### [What you should do]
Work out how many lines hold "totalspread". Give the number and nothing else.

### [Data for processing]
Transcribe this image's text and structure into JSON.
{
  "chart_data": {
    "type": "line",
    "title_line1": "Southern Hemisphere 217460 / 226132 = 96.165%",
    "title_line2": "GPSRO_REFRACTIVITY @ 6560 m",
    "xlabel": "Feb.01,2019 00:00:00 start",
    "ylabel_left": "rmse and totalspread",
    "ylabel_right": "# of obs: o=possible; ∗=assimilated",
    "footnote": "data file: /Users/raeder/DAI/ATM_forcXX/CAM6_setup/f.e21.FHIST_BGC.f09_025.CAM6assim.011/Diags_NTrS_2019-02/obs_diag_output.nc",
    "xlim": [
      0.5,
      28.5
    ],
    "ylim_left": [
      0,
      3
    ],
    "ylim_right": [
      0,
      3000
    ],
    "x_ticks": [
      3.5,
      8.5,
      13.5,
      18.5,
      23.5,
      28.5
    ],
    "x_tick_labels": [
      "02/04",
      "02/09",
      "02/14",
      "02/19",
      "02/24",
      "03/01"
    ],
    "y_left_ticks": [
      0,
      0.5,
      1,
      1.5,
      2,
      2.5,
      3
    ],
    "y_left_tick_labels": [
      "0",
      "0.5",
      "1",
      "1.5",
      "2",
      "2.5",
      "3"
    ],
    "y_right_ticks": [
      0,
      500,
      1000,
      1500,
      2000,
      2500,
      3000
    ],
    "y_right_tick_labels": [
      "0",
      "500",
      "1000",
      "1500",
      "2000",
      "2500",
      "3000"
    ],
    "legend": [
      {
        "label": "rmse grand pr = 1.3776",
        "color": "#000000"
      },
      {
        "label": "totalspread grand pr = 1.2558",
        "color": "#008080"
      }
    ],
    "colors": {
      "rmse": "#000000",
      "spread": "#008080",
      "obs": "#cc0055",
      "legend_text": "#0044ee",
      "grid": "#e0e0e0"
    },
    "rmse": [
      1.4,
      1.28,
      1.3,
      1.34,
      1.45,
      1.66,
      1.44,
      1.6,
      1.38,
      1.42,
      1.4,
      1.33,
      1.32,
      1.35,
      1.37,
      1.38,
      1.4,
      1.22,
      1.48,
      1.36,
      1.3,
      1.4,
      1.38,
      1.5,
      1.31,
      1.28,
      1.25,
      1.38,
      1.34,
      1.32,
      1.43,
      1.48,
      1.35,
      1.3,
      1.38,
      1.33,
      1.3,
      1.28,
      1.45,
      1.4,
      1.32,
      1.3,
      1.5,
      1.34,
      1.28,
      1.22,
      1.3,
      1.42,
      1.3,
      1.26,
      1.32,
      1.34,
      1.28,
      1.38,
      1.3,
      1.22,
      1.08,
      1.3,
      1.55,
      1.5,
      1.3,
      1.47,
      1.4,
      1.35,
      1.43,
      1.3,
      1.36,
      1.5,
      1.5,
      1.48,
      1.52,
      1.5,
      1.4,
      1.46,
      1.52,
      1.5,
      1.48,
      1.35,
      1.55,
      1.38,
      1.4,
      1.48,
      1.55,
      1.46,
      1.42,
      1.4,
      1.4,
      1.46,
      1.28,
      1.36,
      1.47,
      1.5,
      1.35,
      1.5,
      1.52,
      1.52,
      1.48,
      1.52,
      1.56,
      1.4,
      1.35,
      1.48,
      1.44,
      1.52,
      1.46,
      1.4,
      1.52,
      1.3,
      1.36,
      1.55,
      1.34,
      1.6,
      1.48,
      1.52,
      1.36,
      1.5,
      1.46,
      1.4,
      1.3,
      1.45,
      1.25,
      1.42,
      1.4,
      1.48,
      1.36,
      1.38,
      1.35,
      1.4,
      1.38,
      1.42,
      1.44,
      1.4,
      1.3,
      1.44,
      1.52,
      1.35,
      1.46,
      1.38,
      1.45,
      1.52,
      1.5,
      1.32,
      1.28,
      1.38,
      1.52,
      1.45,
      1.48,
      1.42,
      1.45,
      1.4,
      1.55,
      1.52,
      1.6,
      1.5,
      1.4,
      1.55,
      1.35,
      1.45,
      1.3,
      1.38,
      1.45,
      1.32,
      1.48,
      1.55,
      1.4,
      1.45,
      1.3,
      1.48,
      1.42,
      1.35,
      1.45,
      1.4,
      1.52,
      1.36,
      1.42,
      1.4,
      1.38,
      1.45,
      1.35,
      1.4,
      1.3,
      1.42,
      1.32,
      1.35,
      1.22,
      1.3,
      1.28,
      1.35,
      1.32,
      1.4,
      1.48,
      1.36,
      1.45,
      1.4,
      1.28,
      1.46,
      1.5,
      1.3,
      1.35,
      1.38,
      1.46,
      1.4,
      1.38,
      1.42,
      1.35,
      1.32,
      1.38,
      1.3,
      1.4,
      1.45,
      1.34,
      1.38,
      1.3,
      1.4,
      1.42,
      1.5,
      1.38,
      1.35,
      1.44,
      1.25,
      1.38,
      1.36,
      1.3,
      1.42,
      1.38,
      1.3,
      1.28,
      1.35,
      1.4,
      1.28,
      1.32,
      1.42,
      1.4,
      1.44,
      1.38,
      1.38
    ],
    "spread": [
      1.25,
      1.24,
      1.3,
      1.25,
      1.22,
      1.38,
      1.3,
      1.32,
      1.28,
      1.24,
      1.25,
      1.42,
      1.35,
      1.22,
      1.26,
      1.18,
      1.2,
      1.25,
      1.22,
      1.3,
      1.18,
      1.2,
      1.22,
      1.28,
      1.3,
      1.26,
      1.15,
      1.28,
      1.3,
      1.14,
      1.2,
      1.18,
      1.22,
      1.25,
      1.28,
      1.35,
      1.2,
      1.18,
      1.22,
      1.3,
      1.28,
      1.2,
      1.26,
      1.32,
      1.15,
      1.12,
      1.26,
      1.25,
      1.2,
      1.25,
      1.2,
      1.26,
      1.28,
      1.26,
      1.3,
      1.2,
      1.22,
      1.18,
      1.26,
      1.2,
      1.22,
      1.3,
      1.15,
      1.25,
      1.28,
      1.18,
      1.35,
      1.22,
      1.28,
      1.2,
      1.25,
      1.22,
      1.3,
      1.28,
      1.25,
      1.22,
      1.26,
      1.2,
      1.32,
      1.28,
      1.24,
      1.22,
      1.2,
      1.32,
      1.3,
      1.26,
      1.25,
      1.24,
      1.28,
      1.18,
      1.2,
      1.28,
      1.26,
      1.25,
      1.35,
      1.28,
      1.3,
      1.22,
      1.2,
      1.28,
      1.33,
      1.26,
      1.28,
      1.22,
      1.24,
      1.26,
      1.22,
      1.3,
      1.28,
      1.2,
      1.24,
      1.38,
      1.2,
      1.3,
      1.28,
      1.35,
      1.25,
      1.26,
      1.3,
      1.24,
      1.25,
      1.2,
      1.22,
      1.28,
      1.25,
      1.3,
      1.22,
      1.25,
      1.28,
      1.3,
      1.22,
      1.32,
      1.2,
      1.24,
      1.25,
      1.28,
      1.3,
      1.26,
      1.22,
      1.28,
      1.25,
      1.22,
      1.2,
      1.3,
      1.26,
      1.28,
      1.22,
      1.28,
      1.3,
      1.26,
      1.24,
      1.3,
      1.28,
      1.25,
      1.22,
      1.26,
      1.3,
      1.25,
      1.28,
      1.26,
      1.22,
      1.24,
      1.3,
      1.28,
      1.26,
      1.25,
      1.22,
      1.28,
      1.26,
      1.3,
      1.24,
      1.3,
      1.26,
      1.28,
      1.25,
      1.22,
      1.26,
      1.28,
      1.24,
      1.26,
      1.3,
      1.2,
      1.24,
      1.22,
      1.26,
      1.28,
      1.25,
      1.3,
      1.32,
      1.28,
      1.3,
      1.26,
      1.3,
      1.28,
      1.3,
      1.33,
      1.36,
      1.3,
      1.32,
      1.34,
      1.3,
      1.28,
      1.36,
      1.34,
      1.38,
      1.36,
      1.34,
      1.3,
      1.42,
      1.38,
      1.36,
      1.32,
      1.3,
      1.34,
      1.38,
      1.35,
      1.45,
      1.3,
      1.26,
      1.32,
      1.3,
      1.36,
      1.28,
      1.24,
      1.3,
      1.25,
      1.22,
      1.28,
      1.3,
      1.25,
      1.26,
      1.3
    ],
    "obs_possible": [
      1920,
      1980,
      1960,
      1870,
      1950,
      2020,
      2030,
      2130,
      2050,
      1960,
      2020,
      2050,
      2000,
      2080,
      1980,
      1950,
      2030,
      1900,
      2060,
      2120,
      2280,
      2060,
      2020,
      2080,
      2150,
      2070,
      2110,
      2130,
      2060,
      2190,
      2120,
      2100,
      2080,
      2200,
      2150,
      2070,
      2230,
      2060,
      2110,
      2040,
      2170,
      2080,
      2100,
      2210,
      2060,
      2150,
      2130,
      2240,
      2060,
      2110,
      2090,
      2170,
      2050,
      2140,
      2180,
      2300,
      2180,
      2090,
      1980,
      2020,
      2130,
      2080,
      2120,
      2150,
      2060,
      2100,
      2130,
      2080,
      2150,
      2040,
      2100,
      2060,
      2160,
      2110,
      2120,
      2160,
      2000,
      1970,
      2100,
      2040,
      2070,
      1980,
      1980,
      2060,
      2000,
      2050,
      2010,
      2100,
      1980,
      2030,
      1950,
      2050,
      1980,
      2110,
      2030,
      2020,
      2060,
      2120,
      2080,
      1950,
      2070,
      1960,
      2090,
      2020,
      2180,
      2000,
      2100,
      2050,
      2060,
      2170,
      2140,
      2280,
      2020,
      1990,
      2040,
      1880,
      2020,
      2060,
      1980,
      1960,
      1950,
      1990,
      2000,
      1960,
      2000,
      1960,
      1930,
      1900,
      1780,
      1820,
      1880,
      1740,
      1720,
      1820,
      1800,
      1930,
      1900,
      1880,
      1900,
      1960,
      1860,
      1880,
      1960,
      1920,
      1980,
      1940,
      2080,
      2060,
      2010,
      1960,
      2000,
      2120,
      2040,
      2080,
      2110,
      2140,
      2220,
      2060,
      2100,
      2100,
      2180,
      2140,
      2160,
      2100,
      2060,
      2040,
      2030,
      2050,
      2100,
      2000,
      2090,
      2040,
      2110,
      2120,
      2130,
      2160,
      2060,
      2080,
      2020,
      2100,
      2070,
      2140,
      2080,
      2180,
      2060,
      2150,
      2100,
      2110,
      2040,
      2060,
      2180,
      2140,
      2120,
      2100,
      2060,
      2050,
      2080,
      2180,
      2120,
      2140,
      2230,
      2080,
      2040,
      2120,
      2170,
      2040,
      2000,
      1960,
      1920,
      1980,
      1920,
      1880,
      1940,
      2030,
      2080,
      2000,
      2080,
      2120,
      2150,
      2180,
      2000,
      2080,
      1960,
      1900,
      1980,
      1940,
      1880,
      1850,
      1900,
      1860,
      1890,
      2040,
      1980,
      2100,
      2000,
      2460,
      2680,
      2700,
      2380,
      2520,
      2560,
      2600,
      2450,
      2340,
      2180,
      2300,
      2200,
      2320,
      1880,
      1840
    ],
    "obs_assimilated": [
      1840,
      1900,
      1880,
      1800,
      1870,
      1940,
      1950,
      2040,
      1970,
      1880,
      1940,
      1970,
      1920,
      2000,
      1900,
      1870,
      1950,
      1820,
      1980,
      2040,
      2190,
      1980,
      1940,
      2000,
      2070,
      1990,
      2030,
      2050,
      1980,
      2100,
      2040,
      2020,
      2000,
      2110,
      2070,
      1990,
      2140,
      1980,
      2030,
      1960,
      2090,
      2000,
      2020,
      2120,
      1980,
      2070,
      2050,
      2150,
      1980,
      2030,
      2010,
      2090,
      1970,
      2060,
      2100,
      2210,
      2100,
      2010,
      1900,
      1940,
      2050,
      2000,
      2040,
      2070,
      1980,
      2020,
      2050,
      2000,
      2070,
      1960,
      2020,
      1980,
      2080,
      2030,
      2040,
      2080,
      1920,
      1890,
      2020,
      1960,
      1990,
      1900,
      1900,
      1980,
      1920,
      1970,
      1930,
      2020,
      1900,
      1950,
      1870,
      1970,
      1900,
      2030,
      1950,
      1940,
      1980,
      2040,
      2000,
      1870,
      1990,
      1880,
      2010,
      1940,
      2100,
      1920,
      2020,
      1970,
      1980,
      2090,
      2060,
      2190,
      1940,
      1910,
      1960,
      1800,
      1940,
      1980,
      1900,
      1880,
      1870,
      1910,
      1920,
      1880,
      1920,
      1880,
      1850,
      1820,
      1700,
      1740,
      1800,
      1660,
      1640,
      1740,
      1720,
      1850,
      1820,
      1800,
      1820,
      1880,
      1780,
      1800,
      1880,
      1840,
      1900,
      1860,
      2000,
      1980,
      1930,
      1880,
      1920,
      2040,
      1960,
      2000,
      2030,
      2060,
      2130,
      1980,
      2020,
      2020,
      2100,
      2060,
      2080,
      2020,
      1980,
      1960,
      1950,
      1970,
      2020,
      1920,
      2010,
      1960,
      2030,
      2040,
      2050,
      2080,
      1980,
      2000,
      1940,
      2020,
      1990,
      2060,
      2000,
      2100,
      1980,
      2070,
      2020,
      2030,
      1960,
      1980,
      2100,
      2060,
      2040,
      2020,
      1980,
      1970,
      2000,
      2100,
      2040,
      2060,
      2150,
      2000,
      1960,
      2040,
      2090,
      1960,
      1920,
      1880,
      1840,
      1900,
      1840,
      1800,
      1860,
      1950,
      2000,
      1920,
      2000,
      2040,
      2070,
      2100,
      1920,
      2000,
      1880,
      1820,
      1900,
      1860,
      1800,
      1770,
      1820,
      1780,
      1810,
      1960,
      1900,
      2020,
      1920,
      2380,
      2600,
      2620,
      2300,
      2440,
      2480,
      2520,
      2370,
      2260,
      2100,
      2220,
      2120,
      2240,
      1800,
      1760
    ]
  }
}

### [Task answer]
2